Single out the lines that include the word "udziałem". Copy them.
┏━━
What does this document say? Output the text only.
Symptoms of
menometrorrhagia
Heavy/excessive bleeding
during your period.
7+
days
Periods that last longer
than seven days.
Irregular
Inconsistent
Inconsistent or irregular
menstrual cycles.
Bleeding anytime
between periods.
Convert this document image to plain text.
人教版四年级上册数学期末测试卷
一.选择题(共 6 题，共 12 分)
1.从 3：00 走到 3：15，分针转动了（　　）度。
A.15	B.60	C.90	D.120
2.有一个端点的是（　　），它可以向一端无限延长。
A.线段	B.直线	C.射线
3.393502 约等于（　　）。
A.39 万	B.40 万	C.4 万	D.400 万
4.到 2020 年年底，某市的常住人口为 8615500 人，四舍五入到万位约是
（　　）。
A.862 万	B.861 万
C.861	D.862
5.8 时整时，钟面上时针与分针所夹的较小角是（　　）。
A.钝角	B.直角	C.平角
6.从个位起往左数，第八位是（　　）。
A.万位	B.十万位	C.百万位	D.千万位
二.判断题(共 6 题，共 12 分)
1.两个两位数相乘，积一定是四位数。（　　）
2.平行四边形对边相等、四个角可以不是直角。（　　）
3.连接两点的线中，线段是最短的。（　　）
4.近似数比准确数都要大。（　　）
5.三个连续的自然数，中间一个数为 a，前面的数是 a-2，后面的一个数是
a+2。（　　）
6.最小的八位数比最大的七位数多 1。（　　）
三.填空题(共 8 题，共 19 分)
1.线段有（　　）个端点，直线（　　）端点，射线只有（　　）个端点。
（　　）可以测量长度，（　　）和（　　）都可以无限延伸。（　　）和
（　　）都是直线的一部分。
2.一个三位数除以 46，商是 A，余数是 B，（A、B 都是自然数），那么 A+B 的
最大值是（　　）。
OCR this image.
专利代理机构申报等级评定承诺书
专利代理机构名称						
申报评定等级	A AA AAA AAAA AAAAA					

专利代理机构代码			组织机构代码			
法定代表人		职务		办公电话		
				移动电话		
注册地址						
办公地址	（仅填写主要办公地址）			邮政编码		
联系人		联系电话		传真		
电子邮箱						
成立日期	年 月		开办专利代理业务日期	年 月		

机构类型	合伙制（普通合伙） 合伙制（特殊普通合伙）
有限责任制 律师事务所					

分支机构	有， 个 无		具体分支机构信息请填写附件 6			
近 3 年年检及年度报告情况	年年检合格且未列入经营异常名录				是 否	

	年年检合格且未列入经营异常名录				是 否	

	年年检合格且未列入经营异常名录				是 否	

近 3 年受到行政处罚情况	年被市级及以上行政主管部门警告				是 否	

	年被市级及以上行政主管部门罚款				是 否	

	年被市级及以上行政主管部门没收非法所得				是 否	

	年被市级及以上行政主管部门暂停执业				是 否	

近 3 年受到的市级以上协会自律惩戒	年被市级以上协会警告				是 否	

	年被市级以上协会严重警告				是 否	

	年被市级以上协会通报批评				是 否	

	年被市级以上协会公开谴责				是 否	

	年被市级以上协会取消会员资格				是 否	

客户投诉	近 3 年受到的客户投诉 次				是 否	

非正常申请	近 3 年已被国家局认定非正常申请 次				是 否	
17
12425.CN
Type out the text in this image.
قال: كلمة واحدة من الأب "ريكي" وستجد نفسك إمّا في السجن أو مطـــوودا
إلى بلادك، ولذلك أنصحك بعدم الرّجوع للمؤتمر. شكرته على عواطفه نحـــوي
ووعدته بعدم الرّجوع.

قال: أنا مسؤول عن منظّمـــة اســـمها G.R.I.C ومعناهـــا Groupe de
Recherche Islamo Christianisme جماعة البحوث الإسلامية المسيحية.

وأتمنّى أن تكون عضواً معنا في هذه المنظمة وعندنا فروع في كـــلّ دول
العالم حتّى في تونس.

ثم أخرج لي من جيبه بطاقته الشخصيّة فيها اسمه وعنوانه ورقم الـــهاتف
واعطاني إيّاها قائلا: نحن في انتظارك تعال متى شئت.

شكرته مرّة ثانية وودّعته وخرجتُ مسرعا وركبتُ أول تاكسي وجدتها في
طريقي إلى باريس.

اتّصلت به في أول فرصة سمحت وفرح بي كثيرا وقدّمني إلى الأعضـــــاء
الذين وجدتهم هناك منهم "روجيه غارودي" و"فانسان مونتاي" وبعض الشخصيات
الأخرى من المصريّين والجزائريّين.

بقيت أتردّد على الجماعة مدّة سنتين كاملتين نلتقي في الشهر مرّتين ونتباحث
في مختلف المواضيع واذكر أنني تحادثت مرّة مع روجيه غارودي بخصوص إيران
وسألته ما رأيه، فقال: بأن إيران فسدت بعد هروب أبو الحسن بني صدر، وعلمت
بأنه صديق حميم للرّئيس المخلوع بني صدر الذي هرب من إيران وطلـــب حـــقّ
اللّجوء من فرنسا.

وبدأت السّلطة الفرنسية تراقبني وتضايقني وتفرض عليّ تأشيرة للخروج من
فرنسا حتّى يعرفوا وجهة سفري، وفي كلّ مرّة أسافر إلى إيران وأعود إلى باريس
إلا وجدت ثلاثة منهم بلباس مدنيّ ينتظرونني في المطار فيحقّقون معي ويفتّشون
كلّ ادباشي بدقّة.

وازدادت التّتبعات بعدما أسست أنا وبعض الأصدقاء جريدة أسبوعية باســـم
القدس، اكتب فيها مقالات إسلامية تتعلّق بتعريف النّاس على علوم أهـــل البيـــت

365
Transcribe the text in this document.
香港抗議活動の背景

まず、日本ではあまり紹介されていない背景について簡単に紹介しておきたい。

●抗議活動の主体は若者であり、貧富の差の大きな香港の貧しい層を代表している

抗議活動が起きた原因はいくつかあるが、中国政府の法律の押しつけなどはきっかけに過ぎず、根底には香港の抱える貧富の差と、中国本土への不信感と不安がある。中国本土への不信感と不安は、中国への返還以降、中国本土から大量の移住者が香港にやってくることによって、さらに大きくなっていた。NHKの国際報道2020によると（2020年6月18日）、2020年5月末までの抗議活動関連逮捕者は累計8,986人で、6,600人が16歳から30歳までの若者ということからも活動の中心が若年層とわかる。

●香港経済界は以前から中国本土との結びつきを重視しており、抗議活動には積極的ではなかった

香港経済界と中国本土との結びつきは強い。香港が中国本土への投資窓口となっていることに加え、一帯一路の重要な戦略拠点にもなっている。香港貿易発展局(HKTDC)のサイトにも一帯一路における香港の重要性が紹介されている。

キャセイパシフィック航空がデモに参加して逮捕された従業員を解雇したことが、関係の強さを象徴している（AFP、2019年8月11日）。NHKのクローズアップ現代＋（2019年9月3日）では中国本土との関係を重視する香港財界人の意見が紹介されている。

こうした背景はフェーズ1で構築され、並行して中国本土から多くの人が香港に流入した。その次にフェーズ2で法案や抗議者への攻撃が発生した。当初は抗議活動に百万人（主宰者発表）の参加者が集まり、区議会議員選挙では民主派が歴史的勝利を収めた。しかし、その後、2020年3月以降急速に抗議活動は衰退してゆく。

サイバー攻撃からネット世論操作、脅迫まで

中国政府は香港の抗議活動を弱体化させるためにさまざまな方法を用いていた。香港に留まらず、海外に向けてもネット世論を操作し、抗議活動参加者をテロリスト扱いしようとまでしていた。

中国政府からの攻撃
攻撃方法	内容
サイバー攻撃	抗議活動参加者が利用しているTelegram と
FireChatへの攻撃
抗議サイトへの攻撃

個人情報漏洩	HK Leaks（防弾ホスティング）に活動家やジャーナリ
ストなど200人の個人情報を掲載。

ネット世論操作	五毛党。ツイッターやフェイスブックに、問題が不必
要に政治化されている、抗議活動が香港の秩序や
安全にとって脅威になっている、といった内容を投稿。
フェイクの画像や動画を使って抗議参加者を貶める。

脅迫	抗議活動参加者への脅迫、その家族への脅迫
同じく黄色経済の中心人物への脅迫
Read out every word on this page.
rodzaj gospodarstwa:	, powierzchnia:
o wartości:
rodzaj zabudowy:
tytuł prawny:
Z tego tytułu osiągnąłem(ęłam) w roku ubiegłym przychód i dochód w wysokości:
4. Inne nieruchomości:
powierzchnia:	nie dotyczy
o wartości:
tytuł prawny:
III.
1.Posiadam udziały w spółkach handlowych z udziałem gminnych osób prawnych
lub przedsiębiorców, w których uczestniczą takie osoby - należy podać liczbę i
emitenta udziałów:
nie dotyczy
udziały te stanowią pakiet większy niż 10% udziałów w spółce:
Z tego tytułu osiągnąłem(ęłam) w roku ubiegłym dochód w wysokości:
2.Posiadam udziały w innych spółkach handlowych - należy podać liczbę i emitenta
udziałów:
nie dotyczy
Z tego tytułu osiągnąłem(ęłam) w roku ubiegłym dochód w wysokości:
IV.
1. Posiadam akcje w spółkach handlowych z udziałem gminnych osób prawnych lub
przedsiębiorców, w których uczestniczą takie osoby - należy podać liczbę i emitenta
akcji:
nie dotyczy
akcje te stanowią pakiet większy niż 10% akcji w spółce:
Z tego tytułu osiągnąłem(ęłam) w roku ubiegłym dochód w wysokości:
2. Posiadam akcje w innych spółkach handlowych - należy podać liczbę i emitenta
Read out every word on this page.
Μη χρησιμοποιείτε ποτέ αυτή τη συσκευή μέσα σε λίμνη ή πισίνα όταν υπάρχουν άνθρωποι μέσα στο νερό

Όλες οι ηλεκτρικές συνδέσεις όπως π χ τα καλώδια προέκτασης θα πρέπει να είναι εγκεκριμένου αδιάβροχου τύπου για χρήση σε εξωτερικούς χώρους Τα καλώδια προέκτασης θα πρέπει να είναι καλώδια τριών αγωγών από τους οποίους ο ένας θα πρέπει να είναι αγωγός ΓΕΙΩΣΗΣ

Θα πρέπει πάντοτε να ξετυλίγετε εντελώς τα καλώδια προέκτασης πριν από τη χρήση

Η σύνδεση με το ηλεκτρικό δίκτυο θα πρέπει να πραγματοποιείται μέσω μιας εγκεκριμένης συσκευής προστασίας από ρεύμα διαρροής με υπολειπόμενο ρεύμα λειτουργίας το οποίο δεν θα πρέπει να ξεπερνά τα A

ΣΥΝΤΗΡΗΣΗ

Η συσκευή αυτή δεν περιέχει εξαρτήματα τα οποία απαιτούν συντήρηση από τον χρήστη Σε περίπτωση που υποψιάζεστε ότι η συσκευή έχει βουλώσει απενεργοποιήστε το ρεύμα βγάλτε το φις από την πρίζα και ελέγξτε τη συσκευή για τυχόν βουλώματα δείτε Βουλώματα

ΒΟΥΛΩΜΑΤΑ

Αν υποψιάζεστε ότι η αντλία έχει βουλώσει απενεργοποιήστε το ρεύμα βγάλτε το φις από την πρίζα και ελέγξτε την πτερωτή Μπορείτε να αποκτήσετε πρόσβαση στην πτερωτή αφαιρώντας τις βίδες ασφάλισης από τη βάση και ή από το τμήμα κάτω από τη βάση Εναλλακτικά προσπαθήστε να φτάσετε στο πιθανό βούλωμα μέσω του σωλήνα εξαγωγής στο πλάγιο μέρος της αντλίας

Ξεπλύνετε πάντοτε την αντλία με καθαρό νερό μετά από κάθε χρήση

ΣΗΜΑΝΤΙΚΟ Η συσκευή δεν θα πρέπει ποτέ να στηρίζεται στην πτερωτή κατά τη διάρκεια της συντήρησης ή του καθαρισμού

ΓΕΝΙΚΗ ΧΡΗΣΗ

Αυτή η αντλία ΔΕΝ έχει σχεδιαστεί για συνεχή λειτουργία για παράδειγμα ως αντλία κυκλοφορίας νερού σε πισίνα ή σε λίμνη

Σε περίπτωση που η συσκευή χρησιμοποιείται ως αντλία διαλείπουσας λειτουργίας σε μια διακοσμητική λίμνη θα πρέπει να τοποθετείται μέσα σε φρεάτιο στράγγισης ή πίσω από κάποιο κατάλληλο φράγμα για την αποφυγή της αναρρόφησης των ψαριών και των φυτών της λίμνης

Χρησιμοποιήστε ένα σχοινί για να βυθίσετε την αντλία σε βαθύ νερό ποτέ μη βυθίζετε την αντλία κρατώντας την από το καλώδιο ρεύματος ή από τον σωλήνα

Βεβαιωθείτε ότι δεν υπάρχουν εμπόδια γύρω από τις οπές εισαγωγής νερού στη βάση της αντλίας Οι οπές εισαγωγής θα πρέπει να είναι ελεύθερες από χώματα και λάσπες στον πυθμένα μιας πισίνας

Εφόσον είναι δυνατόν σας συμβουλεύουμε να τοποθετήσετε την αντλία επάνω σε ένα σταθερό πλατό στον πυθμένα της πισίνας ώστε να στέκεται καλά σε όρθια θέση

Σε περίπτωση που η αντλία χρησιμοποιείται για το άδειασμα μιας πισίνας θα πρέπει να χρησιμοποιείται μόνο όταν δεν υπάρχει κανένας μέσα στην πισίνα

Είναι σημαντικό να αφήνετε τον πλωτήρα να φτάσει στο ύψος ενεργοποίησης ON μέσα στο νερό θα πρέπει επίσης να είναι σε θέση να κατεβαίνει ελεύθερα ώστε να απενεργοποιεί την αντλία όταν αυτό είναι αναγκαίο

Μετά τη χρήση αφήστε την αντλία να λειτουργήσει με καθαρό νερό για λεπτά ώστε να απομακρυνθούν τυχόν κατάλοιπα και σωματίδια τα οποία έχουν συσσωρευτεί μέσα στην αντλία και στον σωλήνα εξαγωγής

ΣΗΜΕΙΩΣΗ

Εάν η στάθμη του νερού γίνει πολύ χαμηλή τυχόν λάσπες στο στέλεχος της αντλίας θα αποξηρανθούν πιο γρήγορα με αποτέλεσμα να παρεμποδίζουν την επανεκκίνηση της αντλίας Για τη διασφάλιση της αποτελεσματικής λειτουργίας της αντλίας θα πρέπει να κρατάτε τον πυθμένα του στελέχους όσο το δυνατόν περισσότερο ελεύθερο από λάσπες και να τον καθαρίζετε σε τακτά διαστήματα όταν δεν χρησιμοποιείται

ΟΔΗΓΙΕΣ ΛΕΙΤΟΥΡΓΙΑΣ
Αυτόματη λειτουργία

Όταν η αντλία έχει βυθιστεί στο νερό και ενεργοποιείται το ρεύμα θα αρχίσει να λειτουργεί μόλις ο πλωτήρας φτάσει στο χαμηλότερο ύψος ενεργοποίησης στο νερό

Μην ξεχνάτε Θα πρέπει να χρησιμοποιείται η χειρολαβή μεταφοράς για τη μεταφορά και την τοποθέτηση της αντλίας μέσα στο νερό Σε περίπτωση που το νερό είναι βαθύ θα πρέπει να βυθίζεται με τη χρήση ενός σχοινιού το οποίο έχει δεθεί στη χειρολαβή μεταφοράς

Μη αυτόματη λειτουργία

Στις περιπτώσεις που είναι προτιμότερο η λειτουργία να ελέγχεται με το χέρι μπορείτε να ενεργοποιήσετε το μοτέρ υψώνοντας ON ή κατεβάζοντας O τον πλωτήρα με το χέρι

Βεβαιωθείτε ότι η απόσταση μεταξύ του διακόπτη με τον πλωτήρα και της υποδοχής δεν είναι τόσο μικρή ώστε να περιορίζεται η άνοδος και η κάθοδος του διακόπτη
┗━━
→ FINAL RESULT:
1.Posiadam udziały w spółkach handlowych z udziałem gminnych osób prawnych
1. Posiadam akcje w spółkach handlowych z udziałem gminnych osób prawnych lub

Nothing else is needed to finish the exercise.